Problem requirements »
Output all lines exactly, with nothing added or dropped.

Given data »
%%

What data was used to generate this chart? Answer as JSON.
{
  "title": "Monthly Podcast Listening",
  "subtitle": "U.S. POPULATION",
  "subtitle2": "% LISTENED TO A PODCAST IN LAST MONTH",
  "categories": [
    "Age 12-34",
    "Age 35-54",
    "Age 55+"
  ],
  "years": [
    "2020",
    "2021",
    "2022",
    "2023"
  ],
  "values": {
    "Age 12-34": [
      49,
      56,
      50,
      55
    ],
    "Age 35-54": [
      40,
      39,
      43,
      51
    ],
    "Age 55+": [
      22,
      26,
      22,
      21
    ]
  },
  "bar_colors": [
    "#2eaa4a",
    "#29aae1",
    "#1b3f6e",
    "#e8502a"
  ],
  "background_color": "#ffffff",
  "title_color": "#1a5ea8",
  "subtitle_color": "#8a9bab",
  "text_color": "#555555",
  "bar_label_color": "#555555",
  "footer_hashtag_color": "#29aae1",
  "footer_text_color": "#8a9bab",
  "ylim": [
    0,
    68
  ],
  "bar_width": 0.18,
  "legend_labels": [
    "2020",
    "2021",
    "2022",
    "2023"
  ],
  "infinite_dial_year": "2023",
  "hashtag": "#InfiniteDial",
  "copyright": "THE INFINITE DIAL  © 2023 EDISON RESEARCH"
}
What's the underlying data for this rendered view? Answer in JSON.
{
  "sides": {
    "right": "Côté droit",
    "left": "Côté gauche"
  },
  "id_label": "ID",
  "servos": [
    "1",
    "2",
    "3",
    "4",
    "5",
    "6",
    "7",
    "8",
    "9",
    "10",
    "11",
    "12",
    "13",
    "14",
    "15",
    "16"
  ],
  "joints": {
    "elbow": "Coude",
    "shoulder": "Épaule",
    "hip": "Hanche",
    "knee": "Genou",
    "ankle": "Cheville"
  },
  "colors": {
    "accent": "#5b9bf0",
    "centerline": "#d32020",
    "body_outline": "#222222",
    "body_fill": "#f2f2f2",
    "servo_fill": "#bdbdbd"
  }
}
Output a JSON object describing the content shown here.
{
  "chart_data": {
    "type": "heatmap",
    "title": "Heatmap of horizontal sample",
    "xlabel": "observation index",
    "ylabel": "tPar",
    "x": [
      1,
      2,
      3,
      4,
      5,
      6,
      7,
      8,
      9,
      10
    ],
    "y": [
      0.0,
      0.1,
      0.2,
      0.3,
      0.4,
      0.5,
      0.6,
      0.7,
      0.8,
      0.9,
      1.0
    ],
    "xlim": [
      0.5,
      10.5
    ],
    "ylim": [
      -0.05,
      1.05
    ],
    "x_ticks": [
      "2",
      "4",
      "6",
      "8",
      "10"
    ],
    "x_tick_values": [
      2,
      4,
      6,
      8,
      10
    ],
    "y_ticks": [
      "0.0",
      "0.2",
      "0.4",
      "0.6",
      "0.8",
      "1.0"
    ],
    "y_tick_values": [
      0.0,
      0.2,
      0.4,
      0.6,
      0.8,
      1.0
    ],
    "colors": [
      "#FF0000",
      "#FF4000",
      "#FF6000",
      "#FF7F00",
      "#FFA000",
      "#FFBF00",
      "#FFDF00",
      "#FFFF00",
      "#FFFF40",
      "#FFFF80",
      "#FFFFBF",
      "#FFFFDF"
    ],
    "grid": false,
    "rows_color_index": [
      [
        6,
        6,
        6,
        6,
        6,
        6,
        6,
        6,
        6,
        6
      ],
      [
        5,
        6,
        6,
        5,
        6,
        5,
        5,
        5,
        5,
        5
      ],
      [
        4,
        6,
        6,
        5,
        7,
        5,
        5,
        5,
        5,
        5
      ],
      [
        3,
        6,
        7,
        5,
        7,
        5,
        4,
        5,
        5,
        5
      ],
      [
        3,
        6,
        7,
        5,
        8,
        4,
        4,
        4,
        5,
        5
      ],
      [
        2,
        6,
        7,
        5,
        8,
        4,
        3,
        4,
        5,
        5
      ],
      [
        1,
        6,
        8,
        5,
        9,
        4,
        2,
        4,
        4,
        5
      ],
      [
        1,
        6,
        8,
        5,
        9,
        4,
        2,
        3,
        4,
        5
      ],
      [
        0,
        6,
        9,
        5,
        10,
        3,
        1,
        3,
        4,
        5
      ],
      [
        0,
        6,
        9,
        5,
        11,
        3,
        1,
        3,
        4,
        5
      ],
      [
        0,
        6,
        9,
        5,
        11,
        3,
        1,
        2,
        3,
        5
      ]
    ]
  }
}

%%

Task response »
What data was used to generate this chart? Answer as JSON.
{
  "title": "Monthly Podcast Listening",
  "subtitle": "U.S. POPULATION",
  "subtitle2": "% LISTENED TO A PODCAST IN LAST MONTH",
  "categories": [
    "Age 12-34",
    "Age 35-54",
    "Age 55+"
  ],
  "years": [
    "2020",
    "2021",
    "2022",
    "2023"
  ],
  "values": {
    "Age 12-34": [
      49,
      56,
      50,
      55
    ],
    "Age 35-54": [
      40,
      39,
      43,
      51
    ],
    "Age 55+": [
      22,
      26,
      22,
      21
    ]
  },
  "bar_colors": [
    "#2eaa4a",
    "#29aae1",
    "#1b3f6e",
    "#e8502a"
  ],
  "background_color": "#ffffff",
  "title_color": "#1a5ea8",
  "subtitle_color": "#8a9bab",
  "text_color": "#555555",
  "bar_label_color": "#555555",
  "footer_hashtag_color": "#29aae1",
  "footer_text_color": "#8a9bab",
  "ylim": [
    0,
    68
  ],
  "bar_width": 0.18,
  "legend_labels": [
    "2020",
    "2021",
    "2022",
    "2023"
  ],
  "infinite_dial_year": "2023",
  "hashtag": "#InfiniteDial",
  "copyright": "THE INFINITE DIAL  © 2023 EDISON RESEARCH"
}
What's the underlying data for this rendered view? Answer in JSON.
{
  "sides": {
    "right": "Côté droit",
    "left": "Côté gauche"
  },
  "id_label": "ID",
  "servos": [
    "1",
    "2",
    "3",
    "4",
    "5",
    "6",
    "7",
    "8",
    "9",
    "10",
    "11",
    "12",
    "13",
    "14",
    "15",
    "16"
  ],
  "joints": {
    "elbow": "Coude",
    "shoulder": "Épaule",
    "hip": "Hanche",
    "knee": "Genou",
    "ankle": "Cheville"
  },
  "colors": {
    "accent": "#5b9bf0",
    "centerline": "#d32020",
    "body_outline": "#222222",
    "body_fill": "#f2f2f2",
    "servo_fill": "#bdbdbd"
  }
}
Output a JSON object describing the content shown here.
{
  "chart_data": {
    "type": "heatmap",
    "title": "Heatmap of horizontal sample",
    "xlabel": "observation index",
    "ylabel": "tPar",
    "x": [
      1,
      2,
      3,
      4,
      5,
      6,
      7,
      8,
      9,
      10
    ],
    "y": [
      0.0,
      0.1,
      0.2,
      0.3,
      0.4,
      0.5,
      0.6,
      0.7,
      0.8,
      0.9,
      1.0
    ],
    "xlim": [
      0.5,
      10.5
    ],
    "ylim": [
      -0.05,
      1.05
    ],
    "x_ticks": [
      "2",
      "4",
      "6",
      "8",
      "10"
    ],
    "x_tick_values": [
      2,
      4,
      6,
      8,
      10
    ],
    "y_ticks": [
      "0.0",
      "0.2",
      "0.4",
      "0.6",
      "0.8",
      "1.0"
    ],
    "y_tick_values": [
      0.0,
      0.2,
      0.4,
      0.6,
      0.8,
      1.0
    ],
    "colors": [
      "#FF0000",
      "#FF4000",
      "#FF6000",
      "#FF7F00",
      "#FFA000",
      "#FFBF00",
      "#FFDF00",
      "#FFFF00",
      "#FFFF40",
      "#FFFF80",
      "#FFFFBF",
      "#FFFFDF"
    ],
    "grid": false,
    "rows_color_index": [
      [
        6,
        6,
        6,
        6,
        6,
        6,
        6,
        6,
        6,
        6
      ],
      [
        5,
        6,
        6,
        5,
        6,
        5,
        5,
        5,
        5,
        5
      ],
      [
        4,
        6,
        6,
        5,
        7,
        5,
        5,
        5,
        5,
        5
      ],
      [
        3,
        6,
        7,
        5,
        7,
        5,
        4,
        5,
        5,
        5
      ],
      [
        3,
        6,
        7,
        5,
        8,
        4,
        4,
        4,
        5,
        5
      ],
      [
        2,
        6,
        7,
        5,
        8,
        4,
        3,
        4,
        5,
        5
      ],
      [
        1,
        6,
        8,
        5,
        9,
        4,
        2,
        4,
        4,
        5
      ],
      [
        1,
        6,
        8,
        5,
        9,
        4,
        2,
        3,
        4,
        5
      ],
      [
        0,
        6,
        9,
        5,
        10,
        3,
        1,
        3,
        4,
        5
      ],
      [
        0,
        6,
        9,
        5,
        11,
        3,
        1,
        3,
        4,
        5
      ],
      [
        0,
        6,
        9,
        5,
        11,
        3,
        1,
        2,
        3,
        5
      ]
    ]
  }
}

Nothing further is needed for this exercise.